**Given request:** Change "minutes" to "min" in the lines from the first one through the line containing "day-sunrise-text: Sunrise: 6:06 AM <box>143", both included, and write out only those lines with nothing else altered.

== Task data

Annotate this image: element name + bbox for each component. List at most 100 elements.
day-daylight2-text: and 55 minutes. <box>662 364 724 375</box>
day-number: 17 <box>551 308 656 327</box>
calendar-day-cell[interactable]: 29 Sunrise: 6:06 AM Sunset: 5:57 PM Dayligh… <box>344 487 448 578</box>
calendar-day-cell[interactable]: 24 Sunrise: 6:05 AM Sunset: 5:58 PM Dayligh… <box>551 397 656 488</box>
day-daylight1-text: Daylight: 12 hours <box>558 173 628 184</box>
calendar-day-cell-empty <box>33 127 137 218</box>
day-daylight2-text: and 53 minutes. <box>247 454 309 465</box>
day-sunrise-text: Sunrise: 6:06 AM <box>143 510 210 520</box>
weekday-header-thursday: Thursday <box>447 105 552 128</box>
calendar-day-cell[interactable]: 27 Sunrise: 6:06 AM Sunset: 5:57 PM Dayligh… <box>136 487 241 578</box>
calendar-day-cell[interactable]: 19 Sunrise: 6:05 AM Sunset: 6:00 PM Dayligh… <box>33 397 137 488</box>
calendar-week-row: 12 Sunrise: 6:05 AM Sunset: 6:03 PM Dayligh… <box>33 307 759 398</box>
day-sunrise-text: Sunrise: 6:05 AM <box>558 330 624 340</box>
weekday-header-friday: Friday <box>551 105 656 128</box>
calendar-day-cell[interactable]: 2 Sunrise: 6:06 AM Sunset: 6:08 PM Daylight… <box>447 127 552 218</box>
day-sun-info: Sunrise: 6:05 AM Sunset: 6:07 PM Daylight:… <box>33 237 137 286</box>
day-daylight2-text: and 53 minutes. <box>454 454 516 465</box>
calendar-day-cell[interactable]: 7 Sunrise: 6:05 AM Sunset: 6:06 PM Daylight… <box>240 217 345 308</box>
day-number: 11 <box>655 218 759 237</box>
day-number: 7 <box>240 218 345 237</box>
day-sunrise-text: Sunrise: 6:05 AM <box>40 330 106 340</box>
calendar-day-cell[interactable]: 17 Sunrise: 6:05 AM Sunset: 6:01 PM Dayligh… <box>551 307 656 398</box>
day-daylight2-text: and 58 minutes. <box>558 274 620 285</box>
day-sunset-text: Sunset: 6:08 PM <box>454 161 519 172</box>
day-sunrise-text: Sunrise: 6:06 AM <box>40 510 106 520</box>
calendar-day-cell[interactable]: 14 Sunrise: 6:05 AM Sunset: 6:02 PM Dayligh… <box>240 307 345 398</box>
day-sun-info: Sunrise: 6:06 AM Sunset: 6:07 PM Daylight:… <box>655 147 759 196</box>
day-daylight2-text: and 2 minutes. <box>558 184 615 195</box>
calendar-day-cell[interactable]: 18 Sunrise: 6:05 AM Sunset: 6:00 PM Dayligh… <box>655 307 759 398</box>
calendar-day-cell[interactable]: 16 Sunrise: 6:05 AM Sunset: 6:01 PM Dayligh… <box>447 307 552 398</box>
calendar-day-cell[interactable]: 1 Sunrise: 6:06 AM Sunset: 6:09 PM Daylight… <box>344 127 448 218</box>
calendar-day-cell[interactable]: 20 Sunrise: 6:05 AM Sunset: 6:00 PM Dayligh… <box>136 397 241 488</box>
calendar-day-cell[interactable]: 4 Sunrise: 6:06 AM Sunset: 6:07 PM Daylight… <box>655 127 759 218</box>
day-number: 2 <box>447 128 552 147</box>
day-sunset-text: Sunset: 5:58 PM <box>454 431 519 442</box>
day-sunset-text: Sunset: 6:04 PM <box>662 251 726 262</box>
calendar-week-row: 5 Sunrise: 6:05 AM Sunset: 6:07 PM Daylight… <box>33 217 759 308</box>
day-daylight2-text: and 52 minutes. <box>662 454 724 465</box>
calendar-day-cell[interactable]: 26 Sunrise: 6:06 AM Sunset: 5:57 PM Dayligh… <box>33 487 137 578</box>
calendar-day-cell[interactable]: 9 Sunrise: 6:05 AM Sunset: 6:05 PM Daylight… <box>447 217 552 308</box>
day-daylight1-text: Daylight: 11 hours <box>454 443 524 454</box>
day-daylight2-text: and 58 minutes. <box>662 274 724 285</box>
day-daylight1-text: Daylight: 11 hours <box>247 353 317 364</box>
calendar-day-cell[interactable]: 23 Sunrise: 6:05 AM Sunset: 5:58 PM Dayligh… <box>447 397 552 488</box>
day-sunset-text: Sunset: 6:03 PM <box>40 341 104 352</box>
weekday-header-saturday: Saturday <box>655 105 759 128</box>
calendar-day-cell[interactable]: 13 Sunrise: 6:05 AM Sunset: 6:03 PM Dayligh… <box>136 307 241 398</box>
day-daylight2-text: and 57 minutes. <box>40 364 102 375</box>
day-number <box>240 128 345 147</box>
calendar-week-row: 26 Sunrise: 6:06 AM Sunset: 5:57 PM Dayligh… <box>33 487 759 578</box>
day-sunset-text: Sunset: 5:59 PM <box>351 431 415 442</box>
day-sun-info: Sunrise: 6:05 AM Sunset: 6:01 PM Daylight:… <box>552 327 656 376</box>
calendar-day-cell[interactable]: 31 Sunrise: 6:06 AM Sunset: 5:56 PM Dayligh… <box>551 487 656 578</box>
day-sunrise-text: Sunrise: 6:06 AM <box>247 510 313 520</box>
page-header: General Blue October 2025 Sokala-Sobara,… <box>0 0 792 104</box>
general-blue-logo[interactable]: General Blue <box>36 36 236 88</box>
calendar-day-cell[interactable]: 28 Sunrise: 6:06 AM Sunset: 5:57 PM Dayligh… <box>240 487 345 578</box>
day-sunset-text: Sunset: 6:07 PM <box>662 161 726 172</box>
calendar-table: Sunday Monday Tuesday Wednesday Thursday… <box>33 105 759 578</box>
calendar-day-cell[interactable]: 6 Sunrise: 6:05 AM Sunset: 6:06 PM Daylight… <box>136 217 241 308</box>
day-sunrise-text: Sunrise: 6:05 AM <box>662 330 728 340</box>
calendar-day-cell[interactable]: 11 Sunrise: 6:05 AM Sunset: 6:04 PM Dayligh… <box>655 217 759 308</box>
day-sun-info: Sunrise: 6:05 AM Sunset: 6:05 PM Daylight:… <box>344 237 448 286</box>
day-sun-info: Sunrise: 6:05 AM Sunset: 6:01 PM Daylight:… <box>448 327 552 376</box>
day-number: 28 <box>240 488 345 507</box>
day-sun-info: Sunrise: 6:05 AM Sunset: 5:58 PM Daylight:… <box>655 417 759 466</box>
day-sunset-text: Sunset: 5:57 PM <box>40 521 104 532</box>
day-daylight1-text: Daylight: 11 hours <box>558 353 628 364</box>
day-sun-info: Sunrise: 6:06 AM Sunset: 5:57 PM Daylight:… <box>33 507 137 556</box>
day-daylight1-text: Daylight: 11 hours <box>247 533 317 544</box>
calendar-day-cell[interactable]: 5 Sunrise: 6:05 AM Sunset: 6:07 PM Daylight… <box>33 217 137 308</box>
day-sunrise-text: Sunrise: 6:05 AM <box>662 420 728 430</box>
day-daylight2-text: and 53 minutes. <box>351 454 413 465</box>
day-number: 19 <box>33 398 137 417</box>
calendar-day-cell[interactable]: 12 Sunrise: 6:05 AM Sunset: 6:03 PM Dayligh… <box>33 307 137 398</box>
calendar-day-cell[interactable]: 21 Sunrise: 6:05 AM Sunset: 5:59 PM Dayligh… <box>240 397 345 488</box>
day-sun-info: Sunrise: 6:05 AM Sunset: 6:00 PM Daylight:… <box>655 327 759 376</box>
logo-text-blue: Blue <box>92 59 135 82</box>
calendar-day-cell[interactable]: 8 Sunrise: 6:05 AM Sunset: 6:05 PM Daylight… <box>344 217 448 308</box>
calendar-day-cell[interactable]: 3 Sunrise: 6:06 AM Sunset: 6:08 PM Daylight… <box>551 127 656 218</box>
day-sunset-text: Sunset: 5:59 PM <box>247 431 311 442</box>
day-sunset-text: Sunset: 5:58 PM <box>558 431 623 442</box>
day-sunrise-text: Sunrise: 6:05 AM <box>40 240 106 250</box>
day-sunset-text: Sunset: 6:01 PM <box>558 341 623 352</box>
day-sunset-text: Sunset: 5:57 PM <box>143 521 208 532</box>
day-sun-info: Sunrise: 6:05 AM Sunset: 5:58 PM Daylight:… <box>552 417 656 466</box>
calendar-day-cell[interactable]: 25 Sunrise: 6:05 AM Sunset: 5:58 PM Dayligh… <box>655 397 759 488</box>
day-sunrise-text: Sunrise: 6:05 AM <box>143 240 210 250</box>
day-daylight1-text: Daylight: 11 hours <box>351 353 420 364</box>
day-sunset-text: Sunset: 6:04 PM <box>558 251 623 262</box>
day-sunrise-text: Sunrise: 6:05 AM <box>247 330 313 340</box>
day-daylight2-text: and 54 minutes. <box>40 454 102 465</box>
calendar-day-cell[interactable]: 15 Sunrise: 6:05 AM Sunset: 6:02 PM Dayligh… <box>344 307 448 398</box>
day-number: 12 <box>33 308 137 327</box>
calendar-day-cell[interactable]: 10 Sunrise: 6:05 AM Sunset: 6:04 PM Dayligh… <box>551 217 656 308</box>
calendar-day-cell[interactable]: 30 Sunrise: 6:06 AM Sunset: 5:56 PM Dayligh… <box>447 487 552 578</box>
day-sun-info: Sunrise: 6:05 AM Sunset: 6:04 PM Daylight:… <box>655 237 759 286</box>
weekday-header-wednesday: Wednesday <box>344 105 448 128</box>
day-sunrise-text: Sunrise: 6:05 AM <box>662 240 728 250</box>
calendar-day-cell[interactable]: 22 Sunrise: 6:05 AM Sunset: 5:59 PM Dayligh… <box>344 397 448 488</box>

====

**Problem solution:**
Annotate this image: element name + bbox for each component. List at most 100 elements.
day-daylight2-text: and 55 min. <box>662 364 724 375</box>
day-number: 17 <box>551 308 656 327</box>
calendar-day-cell[interactable]: 29 Sunrise: 6:06 AM Sunset: 5:57 PM Dayligh… <box>344 487 448 578</box>
calendar-day-cell[interactable]: 24 Sunrise: 6:05 AM Sunset: 5:58 PM Dayligh… <box>551 397 656 488</box>
day-daylight1-text: Daylight: 12 hours <box>558 173 628 184</box>
calendar-day-cell-empty <box>33 127 137 218</box>
day-daylight2-text: and 53 min. <box>247 454 309 465</box>
day-sunrise-text: Sunrise: 6:06 AM <box>143 510 210 520</box>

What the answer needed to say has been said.